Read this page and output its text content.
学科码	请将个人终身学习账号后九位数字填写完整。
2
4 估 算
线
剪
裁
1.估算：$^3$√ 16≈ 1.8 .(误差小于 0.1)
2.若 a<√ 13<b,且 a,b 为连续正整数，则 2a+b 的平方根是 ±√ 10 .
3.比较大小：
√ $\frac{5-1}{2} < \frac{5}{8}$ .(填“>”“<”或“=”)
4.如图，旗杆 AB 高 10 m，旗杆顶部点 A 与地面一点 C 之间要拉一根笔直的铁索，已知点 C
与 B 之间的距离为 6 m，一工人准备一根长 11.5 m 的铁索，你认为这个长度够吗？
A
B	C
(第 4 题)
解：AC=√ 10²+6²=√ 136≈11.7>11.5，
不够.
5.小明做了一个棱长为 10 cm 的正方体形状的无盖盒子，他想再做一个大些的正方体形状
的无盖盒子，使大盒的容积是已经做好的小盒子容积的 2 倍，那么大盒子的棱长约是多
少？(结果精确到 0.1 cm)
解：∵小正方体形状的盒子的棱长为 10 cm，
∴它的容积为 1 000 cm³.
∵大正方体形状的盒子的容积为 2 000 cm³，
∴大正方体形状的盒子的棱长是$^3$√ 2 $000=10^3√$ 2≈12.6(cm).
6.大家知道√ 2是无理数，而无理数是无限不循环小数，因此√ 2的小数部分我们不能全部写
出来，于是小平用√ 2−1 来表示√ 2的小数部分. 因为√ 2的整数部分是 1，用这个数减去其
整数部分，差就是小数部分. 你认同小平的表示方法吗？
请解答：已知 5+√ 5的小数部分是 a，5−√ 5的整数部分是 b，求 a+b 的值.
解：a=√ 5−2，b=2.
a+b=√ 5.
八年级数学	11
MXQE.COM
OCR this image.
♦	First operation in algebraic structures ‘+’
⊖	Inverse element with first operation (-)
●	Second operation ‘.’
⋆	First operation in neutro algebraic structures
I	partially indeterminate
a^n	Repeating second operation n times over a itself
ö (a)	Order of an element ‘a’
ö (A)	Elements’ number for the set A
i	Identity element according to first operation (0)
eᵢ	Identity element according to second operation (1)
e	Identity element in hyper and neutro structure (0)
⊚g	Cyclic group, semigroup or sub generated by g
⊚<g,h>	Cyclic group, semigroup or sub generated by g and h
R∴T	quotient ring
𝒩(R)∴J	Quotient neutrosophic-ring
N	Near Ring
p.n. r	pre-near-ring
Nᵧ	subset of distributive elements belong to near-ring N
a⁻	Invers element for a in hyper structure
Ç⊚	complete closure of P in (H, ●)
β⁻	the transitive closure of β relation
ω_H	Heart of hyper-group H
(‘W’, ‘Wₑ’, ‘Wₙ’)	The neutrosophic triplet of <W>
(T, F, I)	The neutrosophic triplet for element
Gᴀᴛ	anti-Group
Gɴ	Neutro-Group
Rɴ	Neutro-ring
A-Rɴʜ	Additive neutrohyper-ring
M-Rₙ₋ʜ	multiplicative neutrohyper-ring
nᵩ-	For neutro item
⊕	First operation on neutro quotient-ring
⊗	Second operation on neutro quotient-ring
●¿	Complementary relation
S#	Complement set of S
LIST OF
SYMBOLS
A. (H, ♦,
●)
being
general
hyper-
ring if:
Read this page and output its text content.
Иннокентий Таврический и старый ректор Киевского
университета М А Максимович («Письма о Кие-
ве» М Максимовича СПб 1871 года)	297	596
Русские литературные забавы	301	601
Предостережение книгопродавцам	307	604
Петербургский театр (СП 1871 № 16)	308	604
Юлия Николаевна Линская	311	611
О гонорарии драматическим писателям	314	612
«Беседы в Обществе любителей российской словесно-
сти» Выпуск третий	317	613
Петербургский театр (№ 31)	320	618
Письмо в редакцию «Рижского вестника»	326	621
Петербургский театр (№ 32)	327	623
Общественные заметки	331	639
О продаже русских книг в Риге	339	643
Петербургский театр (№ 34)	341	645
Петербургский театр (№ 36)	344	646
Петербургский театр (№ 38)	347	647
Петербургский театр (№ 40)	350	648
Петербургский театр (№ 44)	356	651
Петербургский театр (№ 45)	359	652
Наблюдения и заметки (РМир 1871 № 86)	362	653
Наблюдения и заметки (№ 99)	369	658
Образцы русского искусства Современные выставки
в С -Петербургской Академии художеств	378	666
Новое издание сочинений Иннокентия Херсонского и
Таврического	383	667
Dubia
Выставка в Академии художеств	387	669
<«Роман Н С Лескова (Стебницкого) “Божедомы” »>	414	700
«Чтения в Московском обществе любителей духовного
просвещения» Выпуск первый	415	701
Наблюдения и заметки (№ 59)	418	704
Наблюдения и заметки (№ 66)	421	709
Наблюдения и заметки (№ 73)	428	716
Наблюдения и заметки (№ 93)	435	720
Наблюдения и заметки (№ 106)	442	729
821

================

§ Set task
All of the lines above need to be given again exactly.

§ Result
Read this page and output its text content.
学科码	请将个人终身学习账号后九位数字填写完整。
2
4 估 算
线
剪
裁
1.估算：$^3$√ 16≈ 1.8 .(误差小于 0.1)
2.若 a<√ 13<b,且 a,b 为连续正整数，则 2a+b 的平方根是 ±√ 10 .
3.比较大小：
√ $\frac{5-1}{2} < \frac{5}{8}$ .(填“>”“<”或“=”)
4.如图，旗杆 AB 高 10 m，旗杆顶部点 A 与地面一点 C 之间要拉一根笔直的铁索，已知点 C
与 B 之间的距离为 6 m，一工人准备一根长 11.5 m 的铁索，你认为这个长度够吗？
A
B	C
(第 4 题)
解：AC=√ 10²+6²=√ 136≈11.7>11.5，
不够.
5.小明做了一个棱长为 10 cm 的正方体形状的无盖盒子，他想再做一个大些的正方体形状
的无盖盒子，使大盒的容积是已经做好的小盒子容积的 2 倍，那么大盒子的棱长约是多
少？(结果精确到 0.1 cm)
解：∵小正方体形状的盒子的棱长为 10 cm，
∴它的容积为 1 000 cm³.
∵大正方体形状的盒子的容积为 2 000 cm³，
∴大正方体形状的盒子的棱长是$^3$√ 2 $000=10^3√$ 2≈12.6(cm).
6.大家知道√ 2是无理数，而无理数是无限不循环小数，因此√ 2的小数部分我们不能全部写
出来，于是小平用√ 2−1 来表示√ 2的小数部分. 因为√ 2的整数部分是 1，用这个数减去其
整数部分，差就是小数部分. 你认同小平的表示方法吗？
请解答：已知 5+√ 5的小数部分是 a，5−√ 5的整数部分是 b，求 a+b 的值.
解：a=√ 5−2，b=2.
a+b=√ 5.
八年级数学	11
MXQE.COM
OCR this image.
♦	First operation in algebraic structures ‘+’
⊖	Inverse element with first operation (-)
●	Second operation ‘.’
⋆	First operation in neutro algebraic structures
I	partially indeterminate
a^n	Repeating second operation n times over a itself
ö (a)	Order of an element ‘a’
ö (A)	Elements’ number for the set A
i	Identity element according to first operation (0)
eᵢ	Identity element according to second operation (1)
e	Identity element in hyper and neutro structure (0)
⊚g	Cyclic group, semigroup or sub generated by g
⊚<g,h>	Cyclic group, semigroup or sub generated by g and h
R∴T	quotient ring
𝒩(R)∴J	Quotient neutrosophic-ring
N	Near Ring
p.n. r	pre-near-ring
Nᵧ	subset of distributive elements belong to near-ring N
a⁻	Invers element for a in hyper structure
Ç⊚	complete closure of P in (H, ●)
β⁻	the transitive closure of β relation
ω_H	Heart of hyper-group H
(‘W’, ‘Wₑ’, ‘Wₙ’)	The neutrosophic triplet of <W>
(T, F, I)	The neutrosophic triplet for element
Gᴀᴛ	anti-Group
Gɴ	Neutro-Group
Rɴ	Neutro-ring
A-Rɴʜ	Additive neutrohyper-ring
M-Rₙ₋ʜ	multiplicative neutrohyper-ring
nᵩ-	For neutro item
⊕	First operation on neutro quotient-ring
⊗	Second operation on neutro quotient-ring
●¿	Complementary relation
S#	Complement set of S
LIST OF
SYMBOLS
A. (H, ♦,
●)
being
general
hyper-
ring if:
Read this page and output its text content.
Иннокентий Таврический и старый ректор Киевского
университета М А Максимович («Письма о Кие-
ве» М Максимовича СПб 1871 года)	297	596
Русские литературные забавы	301	601
Предостережение книгопродавцам	307	604
Петербургский театр (СП 1871 № 16)	308	604
Юлия Николаевна Линская	311	611
О гонорарии драматическим писателям	314	612
«Беседы в Обществе любителей российской словесно-
сти» Выпуск третий	317	613
Петербургский театр (№ 31)	320	618
Письмо в редакцию «Рижского вестника»	326	621
Петербургский театр (№ 32)	327	623
Общественные заметки	331	639
О продаже русских книг в Риге	339	643
Петербургский театр (№ 34)	341	645
Петербургский театр (№ 36)	344	646
Петербургский театр (№ 38)	347	647
Петербургский театр (№ 40)	350	648
Петербургский театр (№ 44)	356	651
Петербургский театр (№ 45)	359	652
Наблюдения и заметки (РМир 1871 № 86)	362	653
Наблюдения и заметки (№ 99)	369	658
Образцы русского искусства Современные выставки
в С -Петербургской Академии художеств	378	666
Новое издание сочинений Иннокентия Херсонского и
Таврического	383	667
Dubia
Выставка в Академии художеств	387	669
<«Роман Н С Лескова (Стебницкого) “Божедомы” »>	414	700
«Чтения в Московском обществе любителей духовного
просвещения» Выпуск первый	415	701
Наблюдения и заметки (№ 59)	418	704
Наблюдения и заметки (№ 66)	421	709
Наблюдения и заметки (№ 73)	428	716
Наблюдения и заметки (№ 93)	435	720
Наблюдения и заметки (№ 106)	442	729
821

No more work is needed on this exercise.